### WORK REQUIRED
Transcribe the records that follow, preserving every word.

### MATERIAL SHOWN
====

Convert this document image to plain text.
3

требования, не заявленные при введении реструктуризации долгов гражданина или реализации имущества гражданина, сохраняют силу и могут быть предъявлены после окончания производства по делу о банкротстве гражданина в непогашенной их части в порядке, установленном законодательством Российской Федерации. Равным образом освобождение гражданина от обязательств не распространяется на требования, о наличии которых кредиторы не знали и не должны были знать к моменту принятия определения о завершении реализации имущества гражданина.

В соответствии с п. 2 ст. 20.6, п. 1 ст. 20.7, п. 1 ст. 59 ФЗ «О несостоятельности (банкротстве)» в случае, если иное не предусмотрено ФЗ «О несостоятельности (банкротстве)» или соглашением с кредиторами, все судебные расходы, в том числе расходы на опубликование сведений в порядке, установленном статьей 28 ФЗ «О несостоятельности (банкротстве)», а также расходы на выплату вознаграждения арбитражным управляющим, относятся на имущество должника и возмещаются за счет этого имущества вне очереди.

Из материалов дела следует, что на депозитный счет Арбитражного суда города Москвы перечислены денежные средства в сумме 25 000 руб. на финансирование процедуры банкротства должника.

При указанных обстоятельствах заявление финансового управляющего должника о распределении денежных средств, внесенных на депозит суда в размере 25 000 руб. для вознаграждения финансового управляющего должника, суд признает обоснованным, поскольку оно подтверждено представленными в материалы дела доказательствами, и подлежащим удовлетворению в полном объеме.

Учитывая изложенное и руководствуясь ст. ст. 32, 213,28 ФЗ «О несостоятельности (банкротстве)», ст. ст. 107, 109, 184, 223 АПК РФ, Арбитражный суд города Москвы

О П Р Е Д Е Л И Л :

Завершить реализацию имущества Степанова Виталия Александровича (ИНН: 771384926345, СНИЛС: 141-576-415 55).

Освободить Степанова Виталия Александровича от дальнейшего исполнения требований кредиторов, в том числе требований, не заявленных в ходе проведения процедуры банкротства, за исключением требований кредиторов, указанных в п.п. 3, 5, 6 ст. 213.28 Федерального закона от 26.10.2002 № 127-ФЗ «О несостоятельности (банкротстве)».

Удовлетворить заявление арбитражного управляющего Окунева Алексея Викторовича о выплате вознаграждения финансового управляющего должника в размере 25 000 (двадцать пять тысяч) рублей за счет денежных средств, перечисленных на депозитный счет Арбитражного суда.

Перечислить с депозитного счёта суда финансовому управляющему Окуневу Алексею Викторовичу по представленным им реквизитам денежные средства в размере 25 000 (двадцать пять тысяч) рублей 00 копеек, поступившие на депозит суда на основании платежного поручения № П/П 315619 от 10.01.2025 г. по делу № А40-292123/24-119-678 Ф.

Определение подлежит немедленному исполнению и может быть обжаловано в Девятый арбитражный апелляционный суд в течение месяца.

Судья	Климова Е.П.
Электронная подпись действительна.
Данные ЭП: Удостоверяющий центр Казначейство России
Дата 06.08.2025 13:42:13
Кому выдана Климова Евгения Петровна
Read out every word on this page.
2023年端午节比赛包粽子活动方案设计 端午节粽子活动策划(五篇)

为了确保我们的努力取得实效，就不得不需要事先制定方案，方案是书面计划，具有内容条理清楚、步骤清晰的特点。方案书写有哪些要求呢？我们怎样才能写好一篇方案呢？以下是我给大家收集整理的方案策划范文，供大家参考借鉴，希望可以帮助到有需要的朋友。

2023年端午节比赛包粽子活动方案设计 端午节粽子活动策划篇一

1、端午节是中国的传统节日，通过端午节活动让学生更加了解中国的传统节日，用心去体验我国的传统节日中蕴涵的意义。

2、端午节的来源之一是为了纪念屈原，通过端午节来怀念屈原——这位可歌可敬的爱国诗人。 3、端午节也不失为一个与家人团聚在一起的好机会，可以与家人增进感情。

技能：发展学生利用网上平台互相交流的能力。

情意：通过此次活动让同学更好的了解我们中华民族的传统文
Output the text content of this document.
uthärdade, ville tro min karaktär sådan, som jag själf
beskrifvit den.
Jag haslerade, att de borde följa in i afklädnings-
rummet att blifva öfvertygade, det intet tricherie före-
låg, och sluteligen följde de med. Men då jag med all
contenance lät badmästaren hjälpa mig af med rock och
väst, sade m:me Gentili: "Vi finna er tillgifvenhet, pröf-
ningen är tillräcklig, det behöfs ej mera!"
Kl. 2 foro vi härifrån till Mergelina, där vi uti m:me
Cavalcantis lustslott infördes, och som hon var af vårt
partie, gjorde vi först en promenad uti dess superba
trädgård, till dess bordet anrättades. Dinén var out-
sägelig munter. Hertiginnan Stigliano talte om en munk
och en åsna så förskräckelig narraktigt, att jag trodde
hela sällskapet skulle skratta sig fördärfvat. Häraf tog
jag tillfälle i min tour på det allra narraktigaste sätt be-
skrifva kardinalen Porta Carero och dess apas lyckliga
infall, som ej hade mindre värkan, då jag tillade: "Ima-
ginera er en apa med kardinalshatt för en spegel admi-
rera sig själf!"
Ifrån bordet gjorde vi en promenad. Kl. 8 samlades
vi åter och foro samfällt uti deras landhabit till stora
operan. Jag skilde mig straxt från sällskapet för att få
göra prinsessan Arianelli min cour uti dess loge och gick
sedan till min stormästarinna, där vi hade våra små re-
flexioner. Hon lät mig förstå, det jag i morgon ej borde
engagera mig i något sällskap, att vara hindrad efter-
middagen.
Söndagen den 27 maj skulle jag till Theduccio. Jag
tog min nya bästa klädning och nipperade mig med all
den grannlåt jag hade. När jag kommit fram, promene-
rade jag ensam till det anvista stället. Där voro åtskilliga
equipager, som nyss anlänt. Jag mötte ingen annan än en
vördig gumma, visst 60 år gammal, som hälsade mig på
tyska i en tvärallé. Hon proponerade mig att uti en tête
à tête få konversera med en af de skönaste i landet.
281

====

### EXPECTED OUTPUT
Convert this document image to plain text.
3

требования, не заявленные при введении реструктуризации долгов гражданина или реализации имущества гражданина, сохраняют силу и могут быть предъявлены после окончания производства по делу о банкротстве гражданина в непогашенной их части в порядке, установленном законодательством Российской Федерации. Равным образом освобождение гражданина от обязательств не распространяется на требования, о наличии которых кредиторы не знали и не должны были знать к моменту принятия определения о завершении реализации имущества гражданина.

В соответствии с п. 2 ст. 20.6, п. 1 ст. 20.7, п. 1 ст. 59 ФЗ «О несостоятельности (банкротстве)» в случае, если иное не предусмотрено ФЗ «О несостоятельности (банкротстве)» или соглашением с кредиторами, все судебные расходы, в том числе расходы на опубликование сведений в порядке, установленном статьей 28 ФЗ «О несостоятельности (банкротстве)», а также расходы на выплату вознаграждения арбитражным управляющим, относятся на имущество должника и возмещаются за счет этого имущества вне очереди.

Из материалов дела следует, что на депозитный счет Арбитражного суда города Москвы перечислены денежные средства в сумме 25 000 руб. на финансирование процедуры банкротства должника.

При указанных обстоятельствах заявление финансового управляющего должника о распределении денежных средств, внесенных на депозит суда в размере 25 000 руб. для вознаграждения финансового управляющего должника, суд признает обоснованным, поскольку оно подтверждено представленными в материалы дела доказательствами, и подлежащим удовлетворению в полном объеме.

Учитывая изложенное и руководствуясь ст. ст. 32, 213,28 ФЗ «О несостоятельности (банкротстве)», ст. ст. 107, 109, 184, 223 АПК РФ, Арбитражный суд города Москвы

О П Р Е Д Е Л И Л :

Завершить реализацию имущества Степанова Виталия Александровича (ИНН: 771384926345, СНИЛС: 141-576-415 55).

Освободить Степанова Виталия Александровича от дальнейшего исполнения требований кредиторов, в том числе требований, не заявленных в ходе проведения процедуры банкротства, за исключением требований кредиторов, указанных в п.п. 3, 5, 6 ст. 213.28 Федерального закона от 26.10.2002 № 127-ФЗ «О несостоятельности (банкротстве)».

Удовлетворить заявление арбитражного управляющего Окунева Алексея Викторовича о выплате вознаграждения финансового управляющего должника в размере 25 000 (двадцать пять тысяч) рублей за счет денежных средств, перечисленных на депозитный счет Арбитражного суда.

Перечислить с депозитного счёта суда финансовому управляющему Окуневу Алексею Викторовичу по представленным им реквизитам денежные средства в размере 25 000 (двадцать пять тысяч) рублей 00 копеек, поступившие на депозит суда на основании платежного поручения № П/П 315619 от 10.01.2025 г. по делу № А40-292123/24-119-678 Ф.

Определение подлежит немедленному исполнению и может быть обжаловано в Девятый арбитражный апелляционный суд в течение месяца.

Судья	Климова Е.П.
Электронная подпись действительна.
Данные ЭП: Удостоверяющий центр Казначейство России
Дата 06.08.2025 13:42:13
Кому выдана Климова Евгения Петровна
Read out every word on this page.
2023年端午节比赛包粽子活动方案设计 端午节粽子活动策划(五篇)

为了确保我们的努力取得实效，就不得不需要事先制定方案，方案是书面计划，具有内容条理清楚、步骤清晰的特点。方案书写有哪些要求呢？我们怎样才能写好一篇方案呢？以下是我给大家收集整理的方案策划范文，供大家参考借鉴，希望可以帮助到有需要的朋友。

2023年端午节比赛包粽子活动方案设计 端午节粽子活动策划篇一

1、端午节是中国的传统节日，通过端午节活动让学生更加了解中国的传统节日，用心去体验我国的传统节日中蕴涵的意义。

2、端午节的来源之一是为了纪念屈原，通过端午节来怀念屈原——这位可歌可敬的爱国诗人。 3、端午节也不失为一个与家人团聚在一起的好机会，可以与家人增进感情。

技能：发展学生利用网上平台互相交流的能力。

情意：通过此次活动让同学更好的了解我们中华民族的传统文
Output the text content of this document.
uthärdade, ville tro min karaktär sådan, som jag själf
beskrifvit den.
Jag haslerade, att de borde följa in i afklädnings-
rummet att blifva öfvertygade, det intet tricherie före-
låg, och sluteligen följde de med. Men då jag med all
contenance lät badmästaren hjälpa mig af med rock och
väst, sade m:me Gentili: "Vi finna er tillgifvenhet, pröf-
ningen är tillräcklig, det behöfs ej mera!"
Kl. 2 foro vi härifrån till Mergelina, där vi uti m:me
Cavalcantis lustslott infördes, och som hon var af vårt
partie, gjorde vi först en promenad uti dess superba
trädgård, till dess bordet anrättades. Dinén var out-
sägelig munter. Hertiginnan Stigliano talte om en munk
och en åsna så förskräckelig narraktigt, att jag trodde
hela sällskapet skulle skratta sig fördärfvat. Häraf tog
jag tillfälle i min tour på det allra narraktigaste sätt be-
skrifva kardinalen Porta Carero och dess apas lyckliga
infall, som ej hade mindre värkan, då jag tillade: "Ima-
ginera er en apa med kardinalshatt för en spegel admi-
rera sig själf!"
Ifrån bordet gjorde vi en promenad. Kl. 8 samlades
vi åter och foro samfällt uti deras landhabit till stora
operan. Jag skilde mig straxt från sällskapet för att få
göra prinsessan Arianelli min cour uti dess loge och gick
sedan till min stormästarinna, där vi hade våra små re-
flexioner. Hon lät mig förstå, det jag i morgon ej borde
engagera mig i något sällskap, att vara hindrad efter-
middagen.
Söndagen den 27 maj skulle jag till Theduccio. Jag
tog min nya bästa klädning och nipperade mig med all
den grannlåt jag hade. När jag kommit fram, promene-
rade jag ensam till det anvista stället. Där voro åtskilliga
equipager, som nyss anlänt. Jag mötte ingen annan än en
vördig gumma, visst 60 år gammal, som hälsade mig på
tyska i en tvärallé. Hon proponerade mig att uti en tête
à tête få konversera med en af de skönaste i landet.
281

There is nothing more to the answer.